Each line of the listing must be transcribed exactly, except for the images, which should be excluded.

● Input data:
---+---

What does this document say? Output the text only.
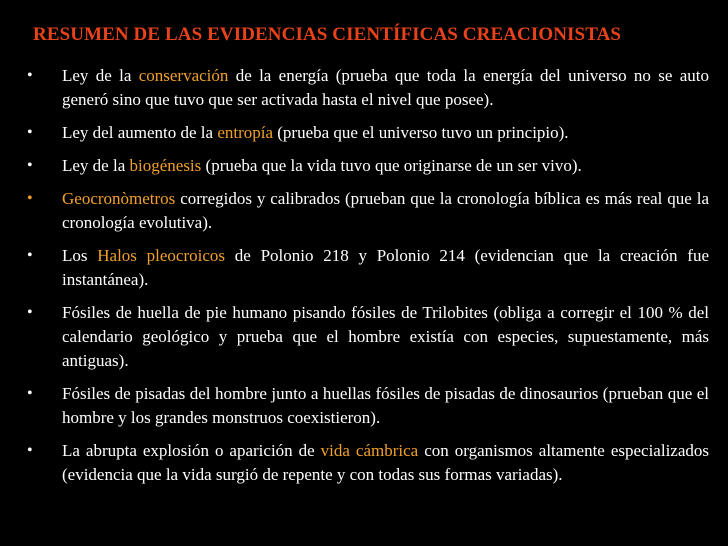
RESUMEN DE LAS EVIDENCIAS CIENTÍFICAS CREACIONISTAS
• Ley de la conservación de la energía (prueba que toda la energía del universo no se auto generó sino que tuvo que ser activada hasta el nivel que posee).
• Ley del aumento de la entropía (prueba que el universo tuvo un principio).
• Ley de la biogénesis (prueba que la vida tuvo que originarse de un ser vivo).
• Geocronòmetros corregidos y calibrados (prueban que la cronología bíblica es más real que la cronología evolutiva).
• Los Halos pleocroicos de Polonio 218 y Polonio 214 (evidencian que la creación fue instantánea).
• Fósiles de huella de pie humano pisando fósiles de Trilobites (obliga a corregir el 100 % del calendario geológico y prueba que el hombre existía con especies, supuestamente, más antiguas).
• Fósiles de pisadas del hombre junto a huellas fósiles de pisadas de dinosaurios (prueban que el hombre y los grandes monstruos coexistieron).
• La abrupta explosión o aparición de vida cámbrica con organismos altamente especializados (evidencia que la vida surgió de repente y con todas sus formas variadas).
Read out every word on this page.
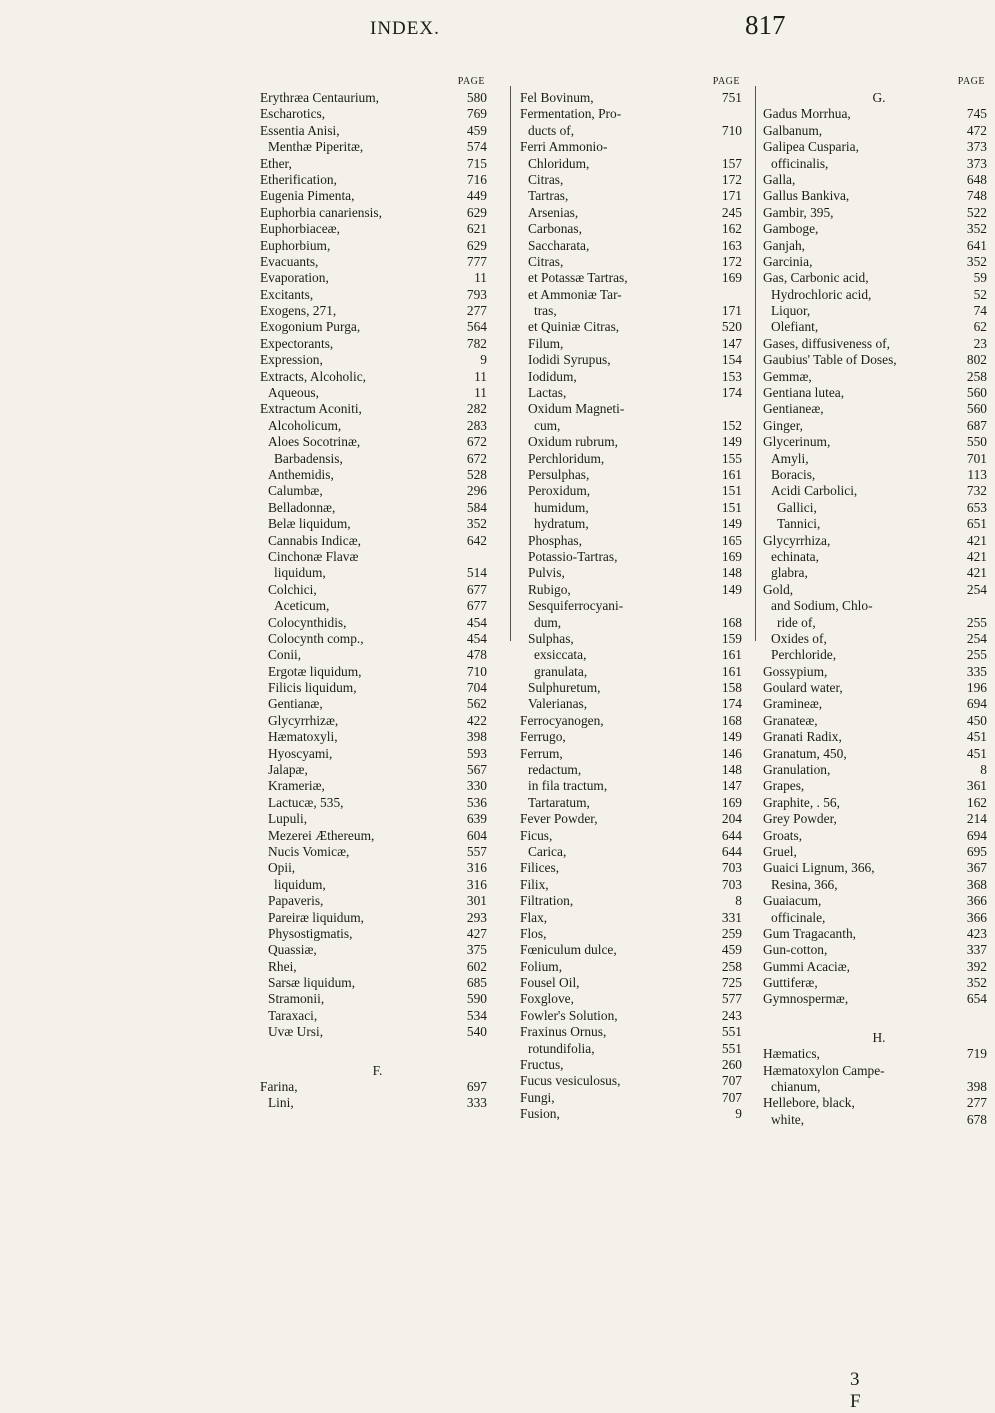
INDEX.	817
PAGE
Erythræa Centaurium,	580
Escharotics,	769
Essentia Anisi,	459
Menthæ Piperitæ,	574
Ether,	715
Etherification,	716
Eugenia Pimenta,	449
Euphorbia canariensis,	629
Euphorbiaceæ,	621
Euphorbium,	629
Evacuants,	777
Evaporation,	11
Excitants,	793
Exogens, 271,	277
Exogonium Purga,	564
Expectorants,	782
Expression,	9
Extracts, Alcoholic,	11
Aqueous,	11
Extractum Aconiti,	282
Alcoholicum,	283
Aloes Socotrinæ,	672
Barbadensis,	672
Anthemidis,	528
Calumbæ,	296
Belladonnæ,	584
Belæ liquidum,	352
Cannabis Indicæ,	642
Cinchonæ Flavæ
liquidum,	514
Colchici,	677
Aceticum,	677
Colocynthidis,	454
Colocynth comp.,	454
Conii,	478
Ergotæ liquidum,	710
Filicis liquidum,	704
Gentianæ,	562
Glycyrrhizæ,	422
Hæmatoxyli,	398
Hyoscyami,	593
Jalapæ,	567
Krameriæ,	330
Lactucæ, 535,	536
Lupuli,	639
Mezerei Æthereum,	604
Nucis Vomicæ,	557
Opii,	316
liquidum,	316
Papaveris,	301
Pareiræ liquidum,	293
Physostigmatis,	427
Quassiæ,	375
Rhei,	602
Sarsæ liquidum,	685
Stramonii,	590
Taraxaci,	534
Uvæ Ursi,	540
F.
Farina,	697
Lini,	333
PAGE
Fel Bovinum,	751
Fermentation, Pro-
ducts of,	710
Ferri Ammonio-
Chloridum,	157
Citras,	172
Tartras,	171
Arsenias,	245
Carbonas,	162
Saccharata,	163
Citras,	172
et Potassæ Tartras,	169
et Ammoniæ Tar-
tras,	171
et Quiniæ Citras,	520
Filum,	147
Iodidi Syrupus,	154
Iodidum,	153
Lactas,	174
Oxidum Magneti-
cum,	152
Oxidum rubrum,	149
Perchloridum,	155
Persulphas,	161
Peroxidum,	151
humidum,	151
hydratum,	149
Phosphas,	165
Potassio-Tartras,	169
Pulvis,	148
Rubigo,	149
Sesquiferrocyani-
dum,	168
Sulphas,	159
exsiccata,	161
granulata,	161
Sulphuretum,	158
Valerianas,	174
Ferrocyanogen,	168
Ferrugo,	149
Ferrum,	146
redactum,	148
in fila tractum,	147
Tartaratum,	169
Fever Powder,	204
Ficus,	644
Carica,	644
Filices,	703
Filix,	703
Filtration,	8
Flax,	331
Flos,	259
Fœniculum dulce,	459
Folium,	258
Fousel Oil,	725
Foxglove,	577
Fowler's Solution,	243
Fraxinus Ornus,	551
rotundifolia,	551
Fructus,	260
Fucus vesiculosus,	707
Fungi,	707
Fusion,	9
PAGE
G.
Gadus Morrhua,	745
Galbanum,	472
Galipea Cusparia,	373
officinalis,	373
Galla,	648
Gallus Bankiva,	748
Gambir, 395,	522
Gamboge,	352
Ganjah,	641
Garcinia,	352
Gas, Carbonic acid,	59
Hydrochloric acid,	52
Liquor,	74
Olefiant,	62
Gases, diffusiveness of,	23
Gaubius' Table of Doses,	802
Gemmæ,	258
Gentiana lutea,	560
Gentianeæ,	560
Ginger,	687
Glycerinum,	550
Amyli,	701
Boracis,	113
Acidi Carbolici,	732
Gallici,	653
Tannici,	651
Glycyrrhiza,	421
echinata,	421
glabra,	421
Gold,	254
and Sodium, Chlo-
ride of,	255
Oxides of,	254
Perchloride,	255
Gossypium,	335
Goulard water,	196
Gramineæ,	694
Granateæ,	450
Granati Radix,	451
Granatum, 450,	451
Granulation,	8
Grapes,	361
Graphite, . 56,	162
Grey Powder,	214
Groats,	694
Gruel,	695
Guaici Lignum, 366,	367
Resina, 366,	368
Guaiacum,	366
officinale,	366
Gum Tragacanth,	423
Gun-cotton,	337
Gummi Acaciæ,	392
Guttiferæ,	352
Gymnospermæ,	654
H.
Hæmatics,	719
Hæmatoxylon Campe-
chianum,	398
Hellebore, black,	277
white,	678
3 F
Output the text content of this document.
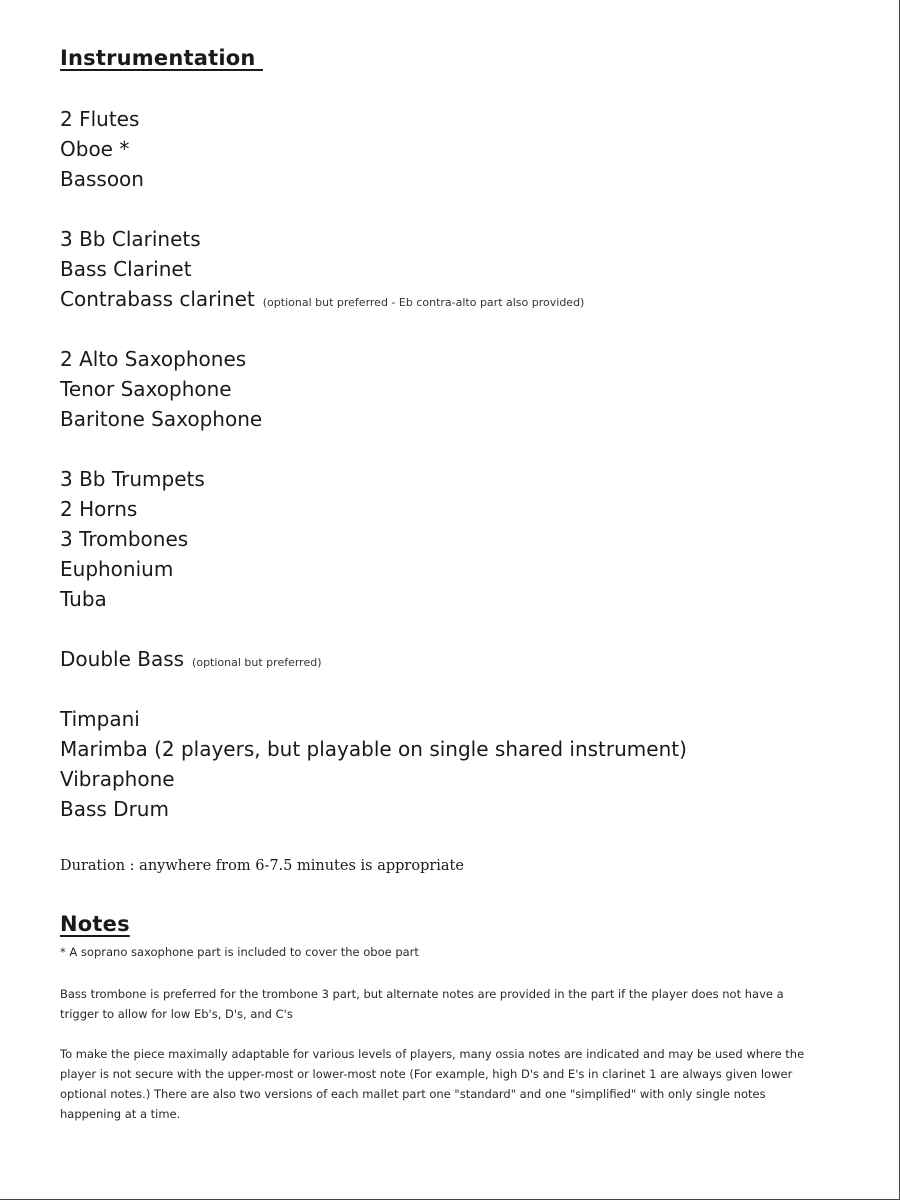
Instrumentation
2 Flutes
Oboe *
Bassoon
3 Bb Clarinets
Bass Clarinet
Contrabass clarinet (optional but preferred - Eb contra-alto part also provided)
2 Alto Saxophones
Tenor Saxophone
Baritone Saxophone
3 Bb Trumpets
2 Horns
3 Trombones
Euphonium
Tuba
Double Bass (optional but preferred)
Timpani
Marimba (2 players, but playable on single shared instrument)
Vibraphone
Bass Drum
Duration : anywhere from 6-7.5 minutes is appropriate
Notes

* A soprano saxophone part is included to cover the oboe part

Bass trombone is preferred for the trombone 3 part, but alternate notes are provided in the part if the player does not have a trigger to allow for low Eb's, D's, and C's

To make the piece maximally adaptable for various levels of players, many ossia notes are indicated and may be used where the player is not secure with the upper-most or lower-most note (For example, high D's and E's in clarinet 1 are always given lower optional notes.) There are also two versions of each mallet part one "standard" and one "simplified" with only single notes happening at a time.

---+---

● Result:
What does this document say? Output the text only.
RESUMEN DE LAS EVIDENCIAS CIENTÍFICAS CREACIONISTAS
• Ley de la conservación de la energía (prueba que toda la energía del universo no se auto generó sino que tuvo que ser activada hasta el nivel que posee).
• Ley del aumento de la entropía (prueba que el universo tuvo un principio).
• Ley de la biogénesis (prueba que la vida tuvo que originarse de un ser vivo).
• Geocronòmetros corregidos y calibrados (prueban que la cronología bíblica es más real que la cronología evolutiva).
• Los Halos pleocroicos de Polonio 218 y Polonio 214 (evidencian que la creación fue instantánea).
• Fósiles de huella de pie humano pisando fósiles de Trilobites (obliga a corregir el 100 % del calendario geológico y prueba que el hombre existía con especies, supuestamente, más antiguas).
• Fósiles de pisadas del hombre junto a huellas fósiles de pisadas de dinosaurios (prueban que el hombre y los grandes monstruos coexistieron).
• La abrupta explosión o aparición de vida cámbrica con organismos altamente especializados (evidencia que la vida surgió de repente y con todas sus formas variadas).
Read out every word on this page.
INDEX.	817
PAGE
Erythræa Centaurium,	580
Escharotics,	769
Essentia Anisi,	459
Menthæ Piperitæ,	574
Ether,	715
Etherification,	716
Eugenia Pimenta,	449
Euphorbia canariensis,	629
Euphorbiaceæ,	621
Euphorbium,	629
Evacuants,	777
Evaporation,	11
Excitants,	793
Exogens, 271,	277
Exogonium Purga,	564
Expectorants,	782
Expression,	9
Extracts, Alcoholic,	11
Aqueous,	11
Extractum Aconiti,	282
Alcoholicum,	283
Aloes Socotrinæ,	672
Barbadensis,	672
Anthemidis,	528
Calumbæ,	296
Belladonnæ,	584
Belæ liquidum,	352
Cannabis Indicæ,	642
Cinchonæ Flavæ
liquidum,	514
Colchici,	677
Aceticum,	677
Colocynthidis,	454
Colocynth comp.,	454
Conii,	478
Ergotæ liquidum,	710
Filicis liquidum,	704
Gentianæ,	562
Glycyrrhizæ,	422
Hæmatoxyli,	398
Hyoscyami,	593
Jalapæ,	567
Krameriæ,	330
Lactucæ, 535,	536
Lupuli,	639
Mezerei Æthereum,	604
Nucis Vomicæ,	557
Opii,	316
liquidum,	316
Papaveris,	301
Pareiræ liquidum,	293
Physostigmatis,	427
Quassiæ,	375
Rhei,	602
Sarsæ liquidum,	685
Stramonii,	590
Taraxaci,	534
Uvæ Ursi,	540
F.
Farina,	697
Lini,	333
PAGE
Fel Bovinum,	751
Fermentation, Pro-
ducts of,	710
Ferri Ammonio-
Chloridum,	157
Citras,	172
Tartras,	171
Arsenias,	245
Carbonas,	162
Saccharata,	163
Citras,	172
et Potassæ Tartras,	169
et Ammoniæ Tar-
tras,	171
et Quiniæ Citras,	520
Filum,	147
Iodidi Syrupus,	154
Iodidum,	153
Lactas,	174
Oxidum Magneti-
cum,	152
Oxidum rubrum,	149
Perchloridum,	155
Persulphas,	161
Peroxidum,	151
humidum,	151
hydratum,	149
Phosphas,	165
Potassio-Tartras,	169
Pulvis,	148
Rubigo,	149
Sesquiferrocyani-
dum,	168
Sulphas,	159
exsiccata,	161
granulata,	161
Sulphuretum,	158
Valerianas,	174
Ferrocyanogen,	168
Ferrugo,	149
Ferrum,	146
redactum,	148
in fila tractum,	147
Tartaratum,	169
Fever Powder,	204
Ficus,	644
Carica,	644
Filices,	703
Filix,	703
Filtration,	8
Flax,	331
Flos,	259
Fœniculum dulce,	459
Folium,	258
Fousel Oil,	725
Foxglove,	577
Fowler's Solution,	243
Fraxinus Ornus,	551
rotundifolia,	551
Fructus,	260
Fucus vesiculosus,	707
Fungi,	707
Fusion,	9
PAGE
G.
Gadus Morrhua,	745
Galbanum,	472
Galipea Cusparia,	373
officinalis,	373
Galla,	648
Gallus Bankiva,	748
Gambir, 395,	522
Gamboge,	352
Ganjah,	641
Garcinia,	352
Gas, Carbonic acid,	59
Hydrochloric acid,	52
Liquor,	74
Olefiant,	62
Gases, diffusiveness of,	23
Gaubius' Table of Doses,	802
Gemmæ,	258
Gentiana lutea,	560
Gentianeæ,	560
Ginger,	687
Glycerinum,	550
Amyli,	701
Boracis,	113
Acidi Carbolici,	732
Gallici,	653
Tannici,	651
Glycyrrhiza,	421
echinata,	421
glabra,	421
Gold,	254
and Sodium, Chlo-
ride of,	255
Oxides of,	254
Perchloride,	255
Gossypium,	335
Goulard water,	196
Gramineæ,	694
Granateæ,	450
Granati Radix,	451
Granatum, 450,	451
Granulation,	8
Grapes,	361
Graphite, . 56,	162
Grey Powder,	214
Groats,	694
Gruel,	695
Guaici Lignum, 366,	367
Resina, 366,	368
Guaiacum,	366
officinale,	366
Gum Tragacanth,	423
Gun-cotton,	337
Gummi Acaciæ,	392
Guttiferæ,	352
Gymnospermæ,	654
H.
Hæmatics,	719
Hæmatoxylon Campe-
chianum,	398
Hellebore, black,	277
white,	678
3 F
Output the text content of this document.
Instrumentation
2 Flutes
Oboe *
Bassoon
3 Bb Clarinets
Bass Clarinet
Contrabass clarinet (optional but preferred - Eb contra-alto part also provided)
2 Alto Saxophones
Tenor Saxophone
Baritone Saxophone
3 Bb Trumpets
2 Horns
3 Trombones
Euphonium
Tuba
Double Bass (optional but preferred)
Timpani
Marimba (2 players, but playable on single shared instrument)
Vibraphone
Bass Drum
Duration : anywhere from 6-7.5 minutes is appropriate
Notes

* A soprano saxophone part is included to cover the oboe part

Bass trombone is preferred for the trombone 3 part, but alternate notes are provided in the part if the player does not have a trigger to allow for low Eb's, D's, and C's

To make the piece maximally adaptable for various levels of players, many ossia notes are indicated and may be used where the player is not secure with the upper-most or lower-most note (For example, high D's and E's in clarinet 1 are always given lower optional notes.) There are also two versions of each mallet part one "standard" and one "simplified" with only single notes happening at a time.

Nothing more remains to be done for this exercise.